start Data excerpts

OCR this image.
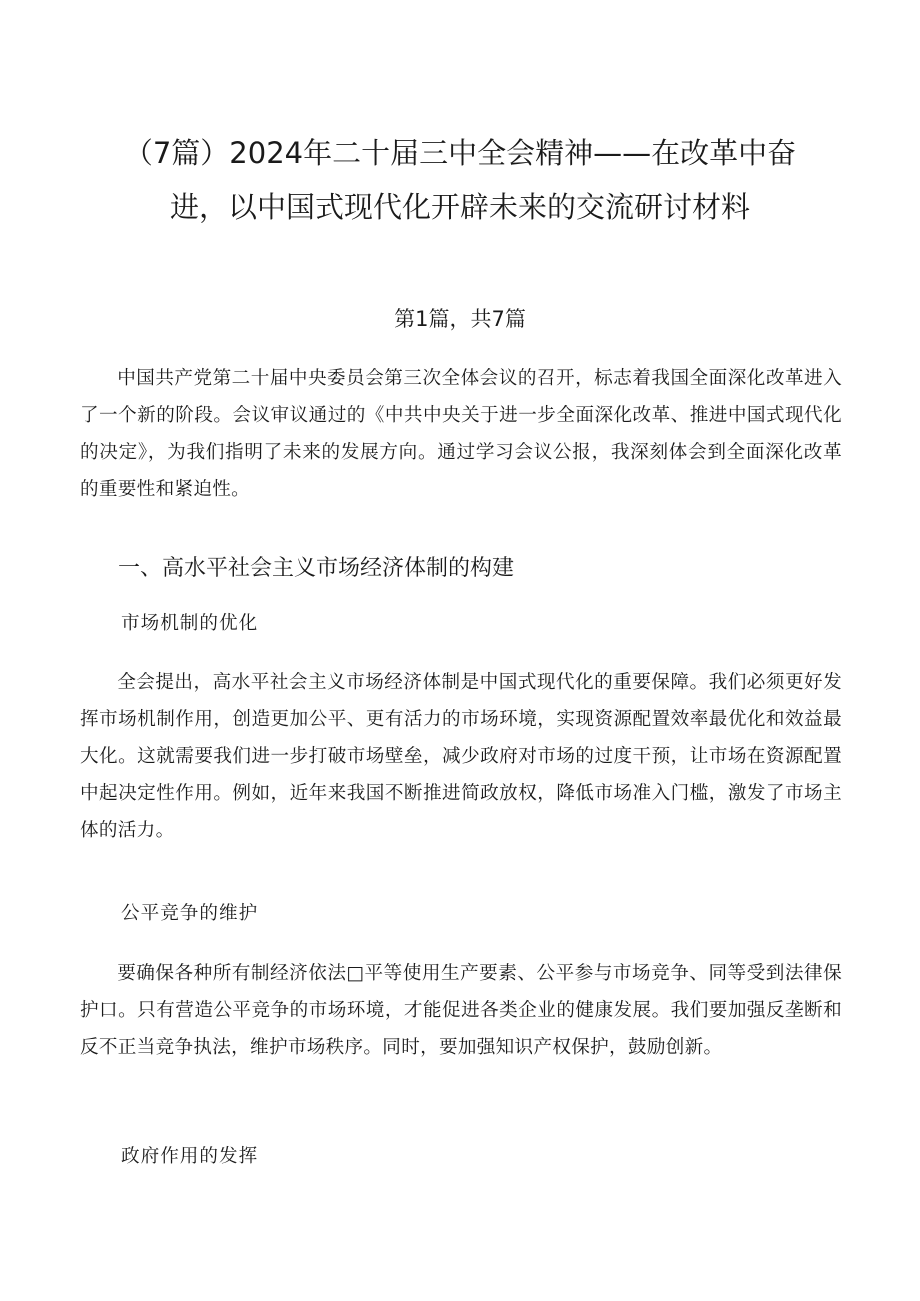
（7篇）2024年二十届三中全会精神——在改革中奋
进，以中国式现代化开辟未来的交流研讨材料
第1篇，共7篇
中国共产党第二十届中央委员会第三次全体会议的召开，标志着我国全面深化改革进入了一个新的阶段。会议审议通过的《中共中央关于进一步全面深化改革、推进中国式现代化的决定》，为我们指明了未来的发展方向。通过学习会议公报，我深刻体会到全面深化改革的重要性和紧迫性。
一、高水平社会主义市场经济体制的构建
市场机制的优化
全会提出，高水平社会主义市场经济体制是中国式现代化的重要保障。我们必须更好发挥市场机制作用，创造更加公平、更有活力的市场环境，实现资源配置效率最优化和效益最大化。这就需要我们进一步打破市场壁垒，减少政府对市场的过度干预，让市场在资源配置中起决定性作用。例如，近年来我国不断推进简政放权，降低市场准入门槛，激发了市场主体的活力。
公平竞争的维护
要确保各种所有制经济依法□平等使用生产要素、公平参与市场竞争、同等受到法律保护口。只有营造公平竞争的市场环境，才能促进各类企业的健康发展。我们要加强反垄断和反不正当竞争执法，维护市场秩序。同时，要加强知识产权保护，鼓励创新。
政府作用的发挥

end Data excerpts
start Data excerpts

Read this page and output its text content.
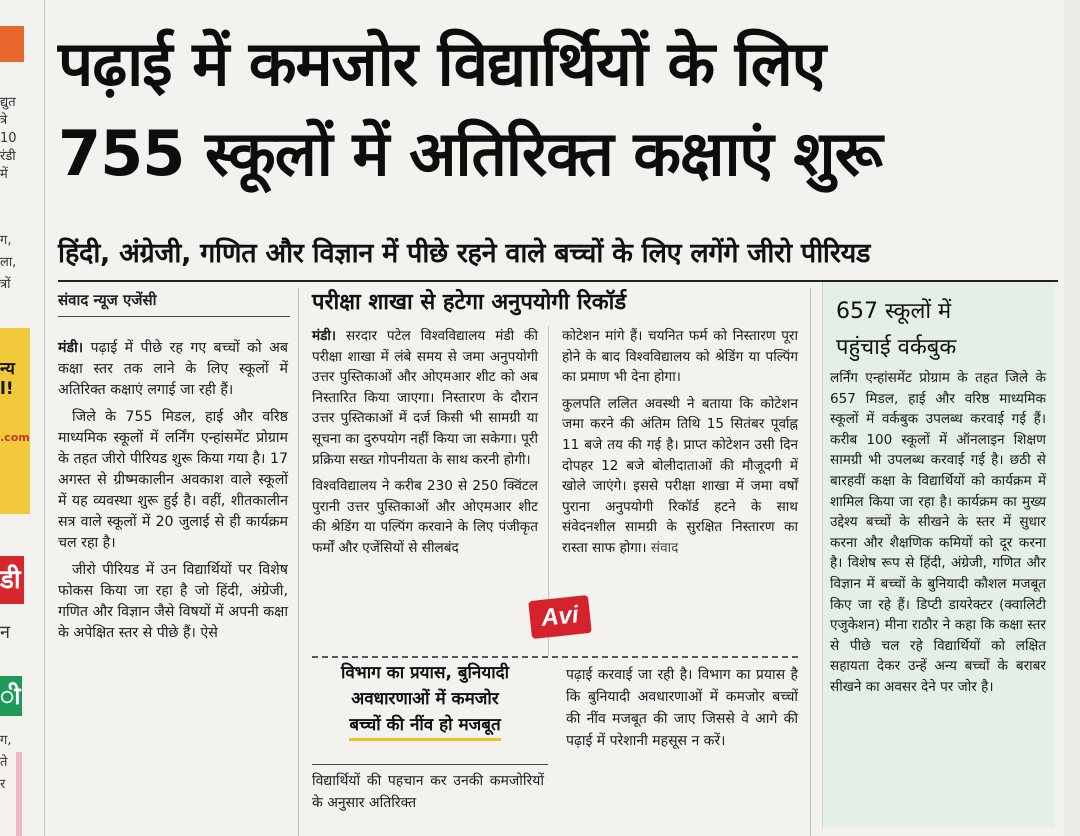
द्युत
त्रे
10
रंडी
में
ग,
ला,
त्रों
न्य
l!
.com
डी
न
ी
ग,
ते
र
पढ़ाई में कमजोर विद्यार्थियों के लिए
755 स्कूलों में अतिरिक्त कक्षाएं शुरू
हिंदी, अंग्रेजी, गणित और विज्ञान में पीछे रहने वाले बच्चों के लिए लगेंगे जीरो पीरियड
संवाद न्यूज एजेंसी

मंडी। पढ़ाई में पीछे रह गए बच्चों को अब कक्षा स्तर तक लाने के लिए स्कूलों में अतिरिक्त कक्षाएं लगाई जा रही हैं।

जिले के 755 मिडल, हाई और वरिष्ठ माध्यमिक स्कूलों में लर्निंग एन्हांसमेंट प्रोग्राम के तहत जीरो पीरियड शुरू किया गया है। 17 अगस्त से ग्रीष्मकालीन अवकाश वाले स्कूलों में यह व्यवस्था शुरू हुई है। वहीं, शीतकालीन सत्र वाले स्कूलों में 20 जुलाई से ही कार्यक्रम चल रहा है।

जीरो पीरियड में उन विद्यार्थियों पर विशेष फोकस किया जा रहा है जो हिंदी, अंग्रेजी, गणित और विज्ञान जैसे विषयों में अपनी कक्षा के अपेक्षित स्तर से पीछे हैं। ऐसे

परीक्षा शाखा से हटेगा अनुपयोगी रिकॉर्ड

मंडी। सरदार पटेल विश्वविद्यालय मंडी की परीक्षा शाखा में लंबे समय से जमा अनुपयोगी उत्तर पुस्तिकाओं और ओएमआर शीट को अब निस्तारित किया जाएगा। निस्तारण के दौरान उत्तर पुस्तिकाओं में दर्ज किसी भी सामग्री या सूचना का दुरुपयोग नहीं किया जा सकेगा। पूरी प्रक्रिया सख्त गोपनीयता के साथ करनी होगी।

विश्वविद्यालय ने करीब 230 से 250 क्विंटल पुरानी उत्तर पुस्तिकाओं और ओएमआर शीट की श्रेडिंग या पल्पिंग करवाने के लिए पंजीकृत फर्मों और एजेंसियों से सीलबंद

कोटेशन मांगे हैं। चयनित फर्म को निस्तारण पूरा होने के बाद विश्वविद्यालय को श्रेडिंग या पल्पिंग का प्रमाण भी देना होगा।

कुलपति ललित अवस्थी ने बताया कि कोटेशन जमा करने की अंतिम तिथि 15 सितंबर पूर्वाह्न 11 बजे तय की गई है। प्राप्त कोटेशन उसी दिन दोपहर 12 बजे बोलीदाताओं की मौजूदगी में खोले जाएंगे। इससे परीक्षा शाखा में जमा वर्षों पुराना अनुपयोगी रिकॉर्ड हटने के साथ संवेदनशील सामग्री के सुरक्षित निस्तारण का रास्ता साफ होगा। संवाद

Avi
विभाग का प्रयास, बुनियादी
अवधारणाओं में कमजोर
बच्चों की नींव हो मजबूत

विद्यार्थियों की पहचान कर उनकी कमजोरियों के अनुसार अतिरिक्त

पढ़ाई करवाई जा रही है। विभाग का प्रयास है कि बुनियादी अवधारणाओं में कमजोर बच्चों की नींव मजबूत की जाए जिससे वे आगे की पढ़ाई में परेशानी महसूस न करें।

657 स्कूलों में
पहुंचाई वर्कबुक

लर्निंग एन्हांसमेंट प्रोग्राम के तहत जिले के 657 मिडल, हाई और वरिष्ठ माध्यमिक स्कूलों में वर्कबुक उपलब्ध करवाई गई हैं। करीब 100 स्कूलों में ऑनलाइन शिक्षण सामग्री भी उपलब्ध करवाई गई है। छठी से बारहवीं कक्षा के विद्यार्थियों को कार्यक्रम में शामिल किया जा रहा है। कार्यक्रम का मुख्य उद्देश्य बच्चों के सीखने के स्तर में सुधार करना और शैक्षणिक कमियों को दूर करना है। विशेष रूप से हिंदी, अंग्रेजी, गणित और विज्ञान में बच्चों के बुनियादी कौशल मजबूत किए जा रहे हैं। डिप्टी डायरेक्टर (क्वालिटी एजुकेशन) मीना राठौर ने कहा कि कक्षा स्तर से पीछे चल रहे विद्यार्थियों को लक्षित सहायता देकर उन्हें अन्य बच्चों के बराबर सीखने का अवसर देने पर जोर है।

end Data excerpts

Consider the entries above and return each line with the string "this".

OCR this image.
Read this page and output its text content.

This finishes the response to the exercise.